# [SHORT EXERCISE]
Read the records and write them out again exactly.

# [RECORDS TO USE]
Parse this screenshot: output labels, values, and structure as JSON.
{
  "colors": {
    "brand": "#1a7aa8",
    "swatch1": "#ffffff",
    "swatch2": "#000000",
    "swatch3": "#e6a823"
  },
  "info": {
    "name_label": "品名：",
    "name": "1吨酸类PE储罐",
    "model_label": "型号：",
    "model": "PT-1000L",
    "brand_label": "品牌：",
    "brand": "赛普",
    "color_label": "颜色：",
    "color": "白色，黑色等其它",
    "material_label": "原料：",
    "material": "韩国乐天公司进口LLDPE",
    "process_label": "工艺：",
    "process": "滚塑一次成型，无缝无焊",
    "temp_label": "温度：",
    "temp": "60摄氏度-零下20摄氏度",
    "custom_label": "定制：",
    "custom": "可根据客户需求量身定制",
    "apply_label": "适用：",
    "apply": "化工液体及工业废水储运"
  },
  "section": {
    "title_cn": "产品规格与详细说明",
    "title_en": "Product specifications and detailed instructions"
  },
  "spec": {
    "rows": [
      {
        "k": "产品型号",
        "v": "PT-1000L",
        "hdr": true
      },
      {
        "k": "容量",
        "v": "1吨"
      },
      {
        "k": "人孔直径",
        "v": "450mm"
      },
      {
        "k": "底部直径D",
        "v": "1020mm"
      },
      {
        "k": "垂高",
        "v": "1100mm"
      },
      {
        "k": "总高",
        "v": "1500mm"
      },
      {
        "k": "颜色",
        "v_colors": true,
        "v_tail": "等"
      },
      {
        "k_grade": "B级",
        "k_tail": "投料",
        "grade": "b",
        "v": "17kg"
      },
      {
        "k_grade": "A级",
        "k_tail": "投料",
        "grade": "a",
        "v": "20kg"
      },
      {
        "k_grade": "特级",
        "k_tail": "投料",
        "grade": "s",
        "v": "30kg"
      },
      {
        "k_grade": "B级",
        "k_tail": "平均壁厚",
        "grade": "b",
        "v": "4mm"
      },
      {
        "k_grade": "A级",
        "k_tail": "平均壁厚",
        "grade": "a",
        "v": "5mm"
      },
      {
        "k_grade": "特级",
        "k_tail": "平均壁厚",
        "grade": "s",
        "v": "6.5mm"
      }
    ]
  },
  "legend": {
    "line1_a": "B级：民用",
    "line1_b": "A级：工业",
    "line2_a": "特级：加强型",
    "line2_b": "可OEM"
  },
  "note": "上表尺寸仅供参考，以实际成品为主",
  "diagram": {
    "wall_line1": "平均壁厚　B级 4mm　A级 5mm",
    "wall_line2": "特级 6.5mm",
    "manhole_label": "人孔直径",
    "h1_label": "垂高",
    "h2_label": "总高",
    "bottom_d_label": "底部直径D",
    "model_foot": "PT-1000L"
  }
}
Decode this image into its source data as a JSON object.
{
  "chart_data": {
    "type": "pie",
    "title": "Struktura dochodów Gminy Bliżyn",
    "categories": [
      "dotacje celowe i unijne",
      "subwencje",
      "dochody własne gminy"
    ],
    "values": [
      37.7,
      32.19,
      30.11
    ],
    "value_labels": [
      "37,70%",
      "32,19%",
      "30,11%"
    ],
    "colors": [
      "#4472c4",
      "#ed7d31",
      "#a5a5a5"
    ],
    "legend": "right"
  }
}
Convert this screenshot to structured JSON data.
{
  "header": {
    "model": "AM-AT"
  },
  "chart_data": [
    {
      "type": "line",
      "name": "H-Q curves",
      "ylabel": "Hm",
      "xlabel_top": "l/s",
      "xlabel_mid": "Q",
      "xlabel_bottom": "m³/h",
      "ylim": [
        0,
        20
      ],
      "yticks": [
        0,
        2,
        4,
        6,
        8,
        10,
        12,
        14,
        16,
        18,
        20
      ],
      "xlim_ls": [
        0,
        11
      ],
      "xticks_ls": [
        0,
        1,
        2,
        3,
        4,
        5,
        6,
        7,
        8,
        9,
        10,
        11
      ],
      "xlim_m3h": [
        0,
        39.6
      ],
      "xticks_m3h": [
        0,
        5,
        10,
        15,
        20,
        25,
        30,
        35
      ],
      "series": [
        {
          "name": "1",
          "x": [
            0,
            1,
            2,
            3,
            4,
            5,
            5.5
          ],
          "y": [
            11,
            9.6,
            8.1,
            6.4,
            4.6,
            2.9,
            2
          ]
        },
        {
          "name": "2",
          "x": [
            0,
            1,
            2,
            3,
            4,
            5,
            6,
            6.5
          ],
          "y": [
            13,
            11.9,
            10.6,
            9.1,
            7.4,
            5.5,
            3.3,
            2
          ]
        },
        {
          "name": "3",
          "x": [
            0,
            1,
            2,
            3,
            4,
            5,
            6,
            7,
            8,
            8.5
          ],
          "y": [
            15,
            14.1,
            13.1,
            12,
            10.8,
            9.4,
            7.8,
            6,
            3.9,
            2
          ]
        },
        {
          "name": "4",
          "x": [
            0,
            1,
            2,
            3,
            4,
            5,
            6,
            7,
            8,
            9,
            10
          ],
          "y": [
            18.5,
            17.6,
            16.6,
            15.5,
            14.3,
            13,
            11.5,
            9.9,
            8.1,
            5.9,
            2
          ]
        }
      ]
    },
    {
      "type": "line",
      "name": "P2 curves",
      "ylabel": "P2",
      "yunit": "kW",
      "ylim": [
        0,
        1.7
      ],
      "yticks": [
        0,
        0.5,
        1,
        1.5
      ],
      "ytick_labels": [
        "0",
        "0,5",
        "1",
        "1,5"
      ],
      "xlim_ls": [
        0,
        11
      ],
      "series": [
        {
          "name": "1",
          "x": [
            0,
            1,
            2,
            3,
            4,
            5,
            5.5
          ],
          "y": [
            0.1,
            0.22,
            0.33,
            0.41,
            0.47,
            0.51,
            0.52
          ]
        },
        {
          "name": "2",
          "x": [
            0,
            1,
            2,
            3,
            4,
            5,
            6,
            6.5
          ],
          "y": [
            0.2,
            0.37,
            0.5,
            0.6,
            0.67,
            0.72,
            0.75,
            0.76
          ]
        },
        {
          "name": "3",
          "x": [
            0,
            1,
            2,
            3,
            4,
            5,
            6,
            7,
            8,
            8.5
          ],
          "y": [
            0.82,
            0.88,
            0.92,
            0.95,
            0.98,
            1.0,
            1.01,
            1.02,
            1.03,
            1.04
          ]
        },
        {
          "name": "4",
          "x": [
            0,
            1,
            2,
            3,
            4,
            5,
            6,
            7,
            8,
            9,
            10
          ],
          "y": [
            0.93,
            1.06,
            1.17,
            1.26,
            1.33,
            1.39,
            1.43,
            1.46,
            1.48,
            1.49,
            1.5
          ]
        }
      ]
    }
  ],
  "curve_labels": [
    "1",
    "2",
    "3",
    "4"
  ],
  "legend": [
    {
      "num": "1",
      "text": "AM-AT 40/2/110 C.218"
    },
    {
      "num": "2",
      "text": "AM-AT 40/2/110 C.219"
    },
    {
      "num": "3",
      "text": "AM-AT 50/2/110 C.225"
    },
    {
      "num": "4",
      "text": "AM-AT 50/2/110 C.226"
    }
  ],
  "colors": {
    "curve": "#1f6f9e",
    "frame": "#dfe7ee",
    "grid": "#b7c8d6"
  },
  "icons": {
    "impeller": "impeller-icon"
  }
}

# [RESPONSE TO THE EXERCISE]
Parse this screenshot: output labels, values, and structure as JSON.
{
  "colors": {
    "brand": "#1a7aa8",
    "swatch1": "#ffffff",
    "swatch2": "#000000",
    "swatch3": "#e6a823"
  },
  "info": {
    "name_label": "品名：",
    "name": "1吨酸类PE储罐",
    "model_label": "型号：",
    "model": "PT-1000L",
    "brand_label": "品牌：",
    "brand": "赛普",
    "color_label": "颜色：",
    "color": "白色，黑色等其它",
    "material_label": "原料：",
    "material": "韩国乐天公司进口LLDPE",
    "process_label": "工艺：",
    "process": "滚塑一次成型，无缝无焊",
    "temp_label": "温度：",
    "temp": "60摄氏度-零下20摄氏度",
    "custom_label": "定制：",
    "custom": "可根据客户需求量身定制",
    "apply_label": "适用：",
    "apply": "化工液体及工业废水储运"
  },
  "section": {
    "title_cn": "产品规格与详细说明",
    "title_en": "Product specifications and detailed instructions"
  },
  "spec": {
    "rows": [
      {
        "k": "产品型号",
        "v": "PT-1000L",
        "hdr": true
      },
      {
        "k": "容量",
        "v": "1吨"
      },
      {
        "k": "人孔直径",
        "v": "450mm"
      },
      {
        "k": "底部直径D",
        "v": "1020mm"
      },
      {
        "k": "垂高",
        "v": "1100mm"
      },
      {
        "k": "总高",
        "v": "1500mm"
      },
      {
        "k": "颜色",
        "v_colors": true,
        "v_tail": "等"
      },
      {
        "k_grade": "B级",
        "k_tail": "投料",
        "grade": "b",
        "v": "17kg"
      },
      {
        "k_grade": "A级",
        "k_tail": "投料",
        "grade": "a",
        "v": "20kg"
      },
      {
        "k_grade": "特级",
        "k_tail": "投料",
        "grade": "s",
        "v": "30kg"
      },
      {
        "k_grade": "B级",
        "k_tail": "平均壁厚",
        "grade": "b",
        "v": "4mm"
      },
      {
        "k_grade": "A级",
        "k_tail": "平均壁厚",
        "grade": "a",
        "v": "5mm"
      },
      {
        "k_grade": "特级",
        "k_tail": "平均壁厚",
        "grade": "s",
        "v": "6.5mm"
      }
    ]
  },
  "legend": {
    "line1_a": "B级：民用",
    "line1_b": "A级：工业",
    "line2_a": "特级：加强型",
    "line2_b": "可OEM"
  },
  "note": "上表尺寸仅供参考，以实际成品为主",
  "diagram": {
    "wall_line1": "平均壁厚　B级 4mm　A级 5mm",
    "wall_line2": "特级 6.5mm",
    "manhole_label": "人孔直径",
    "h1_label": "垂高",
    "h2_label": "总高",
    "bottom_d_label": "底部直径D",
    "model_foot": "PT-1000L"
  }
}
Decode this image into its source data as a JSON object.
{
  "chart_data": {
    "type": "pie",
    "title": "Struktura dochodów Gminy Bliżyn",
    "categories": [
      "dotacje celowe i unijne",
      "subwencje",
      "dochody własne gminy"
    ],
    "values": [
      37.7,
      32.19,
      30.11
    ],
    "value_labels": [
      "37,70%",
      "32,19%",
      "30,11%"
    ],
    "colors": [
      "#4472c4",
      "#ed7d31",
      "#a5a5a5"
    ],
    "legend": "right"
  }
}
Convert this screenshot to structured JSON data.
{
  "header": {
    "model": "AM-AT"
  },
  "chart_data": [
    {
      "type": "line",
      "name": "H-Q curves",
      "ylabel": "Hm",
      "xlabel_top": "l/s",
      "xlabel_mid": "Q",
      "xlabel_bottom": "m³/h",
      "ylim": [
        0,
        20
      ],
      "yticks": [
        0,
        2,
        4,
        6,
        8,
        10,
        12,
        14,
        16,
        18,
        20
      ],
      "xlim_ls": [
        0,
        11
      ],
      "xticks_ls": [
        0,
        1,
        2,
        3,
        4,
        5,
        6,
        7,
        8,
        9,
        10,
        11
      ],
      "xlim_m3h": [
        0,
        39.6
      ],
      "xticks_m3h": [
        0,
        5,
        10,
        15,
        20,
        25,
        30,
        35
      ],
      "series": [
        {
          "name": "1",
          "x": [
            0,
            1,
            2,
            3,
            4,
            5,
            5.5
          ],
          "y": [
            11,
            9.6,
            8.1,
            6.4,
            4.6,
            2.9,
            2
          ]
        },
        {
          "name": "2",
          "x": [
            0,
            1,
            2,
            3,
            4,
            5,
            6,
            6.5
          ],
          "y": [
            13,
            11.9,
            10.6,
            9.1,
            7.4,
            5.5,
            3.3,
            2
          ]
        },
        {
          "name": "3",
          "x": [
            0,
            1,
            2,
            3,
            4,
            5,
            6,
            7,
            8,
            8.5
          ],
          "y": [
            15,
            14.1,
            13.1,
            12,
            10.8,
            9.4,
            7.8,
            6,
            3.9,
            2
          ]
        },
        {
          "name": "4",
          "x": [
            0,
            1,
            2,
            3,
            4,
            5,
            6,
            7,
            8,
            9,
            10
          ],
          "y": [
            18.5,
            17.6,
            16.6,
            15.5,
            14.3,
            13,
            11.5,
            9.9,
            8.1,
            5.9,
            2
          ]
        }
      ]
    },
    {
      "type": "line",
      "name": "P2 curves",
      "ylabel": "P2",
      "yunit": "kW",
      "ylim": [
        0,
        1.7
      ],
      "yticks": [
        0,
        0.5,
        1,
        1.5
      ],
      "ytick_labels": [
        "0",
        "0,5",
        "1",
        "1,5"
      ],
      "xlim_ls": [
        0,
        11
      ],
      "series": [
        {
          "name": "1",
          "x": [
            0,
            1,
            2,
            3,
            4,
            5,
            5.5
          ],
          "y": [
            0.1,
            0.22,
            0.33,
            0.41,
            0.47,
            0.51,
            0.52
          ]
        },
        {
          "name": "2",
          "x": [
            0,
            1,
            2,
            3,
            4,
            5,
            6,
            6.5
          ],
          "y": [
            0.2,
            0.37,
            0.5,
            0.6,
            0.67,
            0.72,
            0.75,
            0.76
          ]
        },
        {
          "name": "3",
          "x": [
            0,
            1,
            2,
            3,
            4,
            5,
            6,
            7,
            8,
            8.5
          ],
          "y": [
            0.82,
            0.88,
            0.92,
            0.95,
            0.98,
            1.0,
            1.01,
            1.02,
            1.03,
            1.04
          ]
        },
        {
          "name": "4",
          "x": [
            0,
            1,
            2,
            3,
            4,
            5,
            6,
            7,
            8,
            9,
            10
          ],
          "y": [
            0.93,
            1.06,
            1.17,
            1.26,
            1.33,
            1.39,
            1.43,
            1.46,
            1.48,
            1.49,
            1.5
          ]
        }
      ]
    }
  ],
  "curve_labels": [
    "1",
    "2",
    "3",
    "4"
  ],
  "legend": [
    {
      "num": "1",
      "text": "AM-AT 40/2/110 C.218"
    },
    {
      "num": "2",
      "text": "AM-AT 40/2/110 C.219"
    },
    {
      "num": "3",
      "text": "AM-AT 50/2/110 C.225"
    },
    {
      "num": "4",
      "text": "AM-AT 50/2/110 C.226"
    }
  ],
  "colors": {
    "curve": "#1f6f9e",
    "frame": "#dfe7ee",
    "grid": "#b7c8d6"
  },
  "icons": {
    "impeller": "impeller-icon"
  }
}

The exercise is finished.